* WRITTEN PROBLEM: Pictures aside, repeat every entry exactly.

* PROVIDED MATERIAL:
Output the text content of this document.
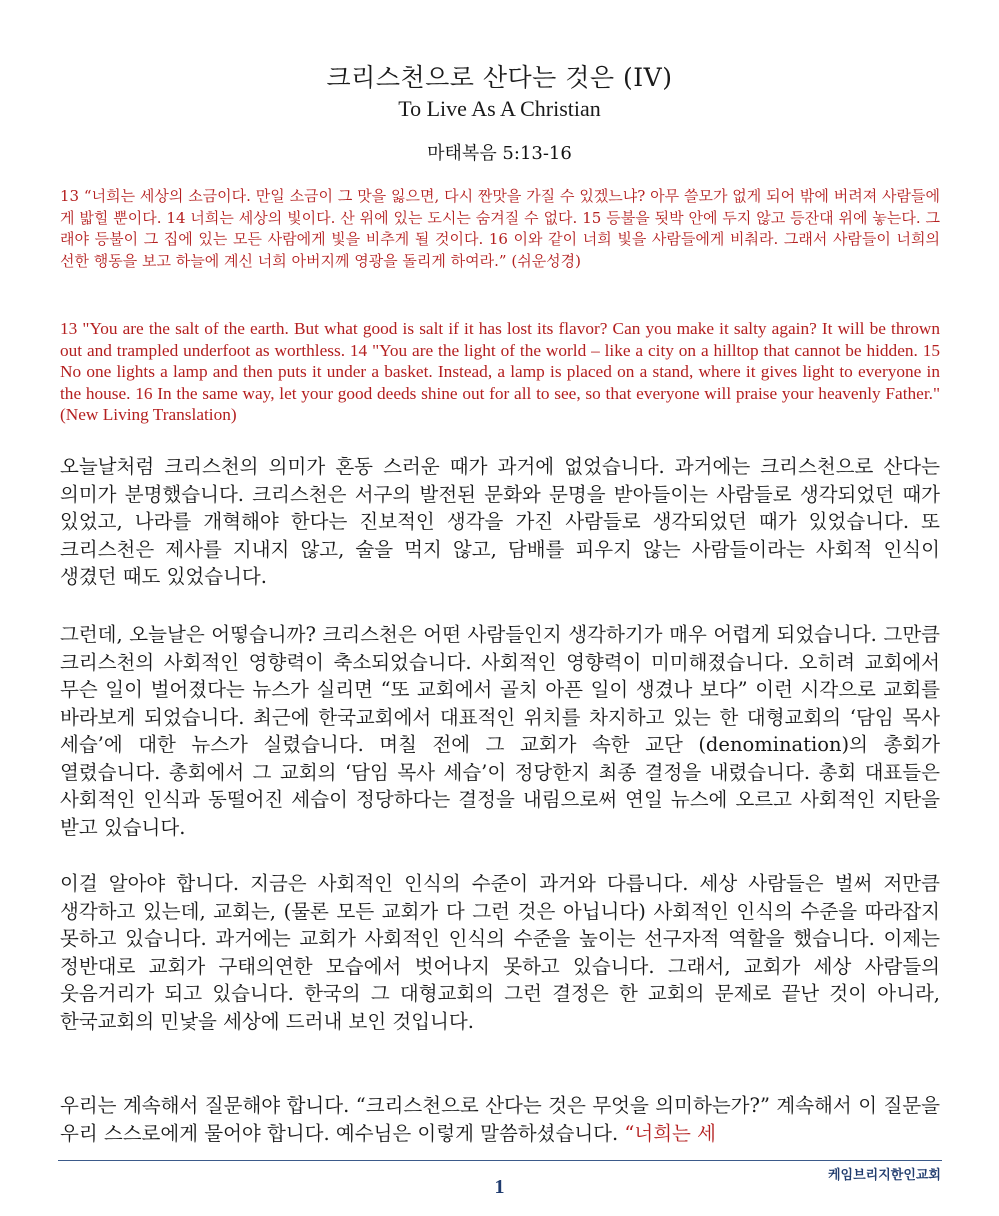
크리스천으로 산다는 것은 (IV)
To Live As A Christian
마태복음 5:13-16
13 “너희는 세상의 소금이다. 만일 소금이 그 맛을 잃으면, 다시 짠맛을 가질 수 있겠느냐? 아무 쓸모가 없게 되어 밖에 버려져 사람들에게 밟힐 뿐이다. 14 너희는 세상의 빛이다. 산 위에 있는 도시는 숨겨질 수 없다. 15 등불을 됫박 안에 두지 않고 등잔대 위에 놓는다. 그래야 등불이 그 집에 있는 모든 사람에게 빛을 비추게 될 것이다. 16 이와 같이 너희 빛을 사람들에게 비춰라. 그래서 사람들이 너희의 선한 행동을 보고 하늘에 계신 너희 아버지께 영광을 돌리게 하여라.” (쉬운성경)
13 "You are the salt of the earth. But what good is salt if it has lost its flavor? Can you make it salty again? It will be thrown out and trampled underfoot as worthless. 14 "You are the light of the world – like a city on a hilltop that cannot be hidden. 15 No one lights a lamp and then puts it under a basket. Instead, a lamp is placed on a stand, where it gives light to everyone in the house. 16 In the same way, let your good deeds shine out for all to see, so that everyone will praise your heavenly Father." (New Living Translation)
오늘날처럼 크리스천의 의미가 혼동 스러운 때가 과거에 없었습니다. 과거에는 크리스천으로 산다는 의미가 분명했습니다. 크리스천은 서구의 발전된 문화와 문명을 받아들이는 사람들로 생각되었던 때가 있었고, 나라를 개혁해야 한다는 진보적인 생각을 가진 사람들로 생각되었던 때가 있었습니다. 또 크리스천은 제사를 지내지 않고, 술을 먹지 않고, 담배를 피우지 않는 사람들이라는 사회적 인식이 생겼던 때도 있었습니다.
그런데, 오늘날은 어떻습니까? 크리스천은 어떤 사람들인지 생각하기가 매우 어렵게 되었습니다. 그만큼 크리스천의 사회적인 영향력이 축소되었습니다. 사회적인 영향력이 미미해졌습니다. 오히려 교회에서 무슨 일이 벌어졌다는 뉴스가 실리면 “또 교회에서 골치 아픈 일이 생겼나 보다” 이런 시각으로 교회를 바라보게 되었습니다. 최근에 한국교회에서 대표적인 위치를 차지하고 있는 한 대형교회의 ‘담임 목사 세습’에 대한 뉴스가 실렸습니다. 며칠 전에 그 교회가 속한 교단 (denomination)의 총회가 열렸습니다. 총회에서 그 교회의 ‘담임 목사 세습’이 정당한지 최종 결정을 내렸습니다. 총회 대표들은 사회적인 인식과 동떨어진 세습이 정당하다는 결정을 내림으로써 연일 뉴스에 오르고 사회적인 지탄을 받고 있습니다.
이걸 알아야 합니다. 지금은 사회적인 인식의 수준이 과거와 다릅니다. 세상 사람들은 벌써 저만큼 생각하고 있는데, 교회는, (물론 모든 교회가 다 그런 것은 아닙니다) 사회적인 인식의 수준을 따라잡지 못하고 있습니다. 과거에는 교회가 사회적인 인식의 수준을 높이는 선구자적 역할을 했습니다. 이제는 정반대로 교회가 구태의연한 모습에서 벗어나지 못하고 있습니다. 그래서, 교회가 세상 사람들의 웃음거리가 되고 있습니다. 한국의 그 대형교회의 그런 결정은 한 교회의 문제로 끝난 것이 아니라, 한국교회의 민낯을 세상에 드러내 보인 것입니다.
우리는 계속해서 질문해야 합니다. “크리스천으로 산다는 것은 무엇을 의미하는가?” 계속해서 이 질문을 우리 스스로에게 물어야 합니다. 예수님은 이렇게 말씀하셨습니다. “너희는 세
케임브리지한인교회
1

* THE RESPONSE:
Output the text content of this document.
크리스천으로 산다는 것은 (IV)
To Live As A Christian
마태복음 5:13-16
13 “너희는 세상의 소금이다. 만일 소금이 그 맛을 잃으면, 다시 짠맛을 가질 수 있겠느냐? 아무 쓸모가 없게 되어 밖에 버려져 사람들에게 밟힐 뿐이다. 14 너희는 세상의 빛이다. 산 위에 있는 도시는 숨겨질 수 없다. 15 등불을 됫박 안에 두지 않고 등잔대 위에 놓는다. 그래야 등불이 그 집에 있는 모든 사람에게 빛을 비추게 될 것이다. 16 이와 같이 너희 빛을 사람들에게 비춰라. 그래서 사람들이 너희의 선한 행동을 보고 하늘에 계신 너희 아버지께 영광을 돌리게 하여라.” (쉬운성경)
13 "You are the salt of the earth. But what good is salt if it has lost its flavor? Can you make it salty again? It will be thrown out and trampled underfoot as worthless. 14 "You are the light of the world – like a city on a hilltop that cannot be hidden. 15 No one lights a lamp and then puts it under a basket. Instead, a lamp is placed on a stand, where it gives light to everyone in the house. 16 In the same way, let your good deeds shine out for all to see, so that everyone will praise your heavenly Father." (New Living Translation)
오늘날처럼 크리스천의 의미가 혼동 스러운 때가 과거에 없었습니다. 과거에는 크리스천으로 산다는 의미가 분명했습니다. 크리스천은 서구의 발전된 문화와 문명을 받아들이는 사람들로 생각되었던 때가 있었고, 나라를 개혁해야 한다는 진보적인 생각을 가진 사람들로 생각되었던 때가 있었습니다. 또 크리스천은 제사를 지내지 않고, 술을 먹지 않고, 담배를 피우지 않는 사람들이라는 사회적 인식이 생겼던 때도 있었습니다.
그런데, 오늘날은 어떻습니까? 크리스천은 어떤 사람들인지 생각하기가 매우 어렵게 되었습니다. 그만큼 크리스천의 사회적인 영향력이 축소되었습니다. 사회적인 영향력이 미미해졌습니다. 오히려 교회에서 무슨 일이 벌어졌다는 뉴스가 실리면 “또 교회에서 골치 아픈 일이 생겼나 보다” 이런 시각으로 교회를 바라보게 되었습니다. 최근에 한국교회에서 대표적인 위치를 차지하고 있는 한 대형교회의 ‘담임 목사 세습’에 대한 뉴스가 실렸습니다. 며칠 전에 그 교회가 속한 교단 (denomination)의 총회가 열렸습니다. 총회에서 그 교회의 ‘담임 목사 세습’이 정당한지 최종 결정을 내렸습니다. 총회 대표들은 사회적인 인식과 동떨어진 세습이 정당하다는 결정을 내림으로써 연일 뉴스에 오르고 사회적인 지탄을 받고 있습니다.
이걸 알아야 합니다. 지금은 사회적인 인식의 수준이 과거와 다릅니다. 세상 사람들은 벌써 저만큼 생각하고 있는데, 교회는, (물론 모든 교회가 다 그런 것은 아닙니다) 사회적인 인식의 수준을 따라잡지 못하고 있습니다. 과거에는 교회가 사회적인 인식의 수준을 높이는 선구자적 역할을 했습니다. 이제는 정반대로 교회가 구태의연한 모습에서 벗어나지 못하고 있습니다. 그래서, 교회가 세상 사람들의 웃음거리가 되고 있습니다. 한국의 그 대형교회의 그런 결정은 한 교회의 문제로 끝난 것이 아니라, 한국교회의 민낯을 세상에 드러내 보인 것입니다.
우리는 계속해서 질문해야 합니다. “크리스천으로 산다는 것은 무엇을 의미하는가?” 계속해서 이 질문을 우리 스스로에게 물어야 합니다. 예수님은 이렇게 말씀하셨습니다. “너희는 세
케임브리지한인교회
1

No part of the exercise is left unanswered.